→ Task description: Some lines in the records below may hold the word "unreal"; give the number of those lines and nothing else.

→ Material shown:
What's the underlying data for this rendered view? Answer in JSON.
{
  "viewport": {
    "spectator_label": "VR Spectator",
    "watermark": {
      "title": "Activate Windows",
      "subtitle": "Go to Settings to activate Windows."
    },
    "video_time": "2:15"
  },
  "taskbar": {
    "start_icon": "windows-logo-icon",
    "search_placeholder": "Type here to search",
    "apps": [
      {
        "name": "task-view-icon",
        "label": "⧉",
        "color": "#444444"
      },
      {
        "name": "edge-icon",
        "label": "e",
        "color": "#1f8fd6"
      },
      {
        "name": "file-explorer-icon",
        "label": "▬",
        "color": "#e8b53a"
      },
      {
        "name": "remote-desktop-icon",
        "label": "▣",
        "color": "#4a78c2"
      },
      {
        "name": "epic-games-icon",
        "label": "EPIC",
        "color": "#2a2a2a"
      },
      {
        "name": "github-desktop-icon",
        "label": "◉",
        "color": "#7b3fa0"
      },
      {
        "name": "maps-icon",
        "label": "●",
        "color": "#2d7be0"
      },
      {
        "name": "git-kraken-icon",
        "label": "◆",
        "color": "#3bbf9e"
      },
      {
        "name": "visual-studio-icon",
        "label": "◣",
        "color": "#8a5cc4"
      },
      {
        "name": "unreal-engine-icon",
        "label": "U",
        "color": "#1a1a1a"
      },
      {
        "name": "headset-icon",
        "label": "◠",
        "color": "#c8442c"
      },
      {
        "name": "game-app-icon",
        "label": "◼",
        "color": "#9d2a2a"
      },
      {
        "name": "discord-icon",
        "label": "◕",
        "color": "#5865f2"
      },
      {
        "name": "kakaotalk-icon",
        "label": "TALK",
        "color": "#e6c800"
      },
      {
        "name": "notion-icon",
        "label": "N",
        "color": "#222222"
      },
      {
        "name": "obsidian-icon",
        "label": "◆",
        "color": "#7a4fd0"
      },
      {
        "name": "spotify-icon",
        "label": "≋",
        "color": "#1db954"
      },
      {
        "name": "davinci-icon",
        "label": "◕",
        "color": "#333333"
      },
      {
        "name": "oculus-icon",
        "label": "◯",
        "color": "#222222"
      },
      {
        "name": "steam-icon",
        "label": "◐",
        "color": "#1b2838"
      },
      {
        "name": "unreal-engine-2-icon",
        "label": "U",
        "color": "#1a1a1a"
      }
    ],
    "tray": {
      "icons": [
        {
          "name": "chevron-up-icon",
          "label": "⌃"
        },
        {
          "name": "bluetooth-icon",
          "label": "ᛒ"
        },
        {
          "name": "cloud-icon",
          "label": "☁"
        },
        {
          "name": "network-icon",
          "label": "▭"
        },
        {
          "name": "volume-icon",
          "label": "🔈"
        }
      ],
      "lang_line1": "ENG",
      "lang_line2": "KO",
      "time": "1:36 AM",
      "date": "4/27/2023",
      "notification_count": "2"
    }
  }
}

* * *

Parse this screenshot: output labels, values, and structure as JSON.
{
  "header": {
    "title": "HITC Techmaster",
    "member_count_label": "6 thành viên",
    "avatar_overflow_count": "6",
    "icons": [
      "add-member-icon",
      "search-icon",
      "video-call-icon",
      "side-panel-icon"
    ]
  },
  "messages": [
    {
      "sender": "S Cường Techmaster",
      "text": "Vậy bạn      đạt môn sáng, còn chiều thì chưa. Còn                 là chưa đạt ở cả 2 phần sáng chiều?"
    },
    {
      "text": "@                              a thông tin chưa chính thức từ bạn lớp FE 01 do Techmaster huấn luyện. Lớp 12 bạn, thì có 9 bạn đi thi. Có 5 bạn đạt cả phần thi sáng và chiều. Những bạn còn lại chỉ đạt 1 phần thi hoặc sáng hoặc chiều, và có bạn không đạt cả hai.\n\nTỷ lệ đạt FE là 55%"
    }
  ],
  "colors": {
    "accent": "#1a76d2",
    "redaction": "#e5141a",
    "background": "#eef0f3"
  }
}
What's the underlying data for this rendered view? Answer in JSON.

→ Finished task: 2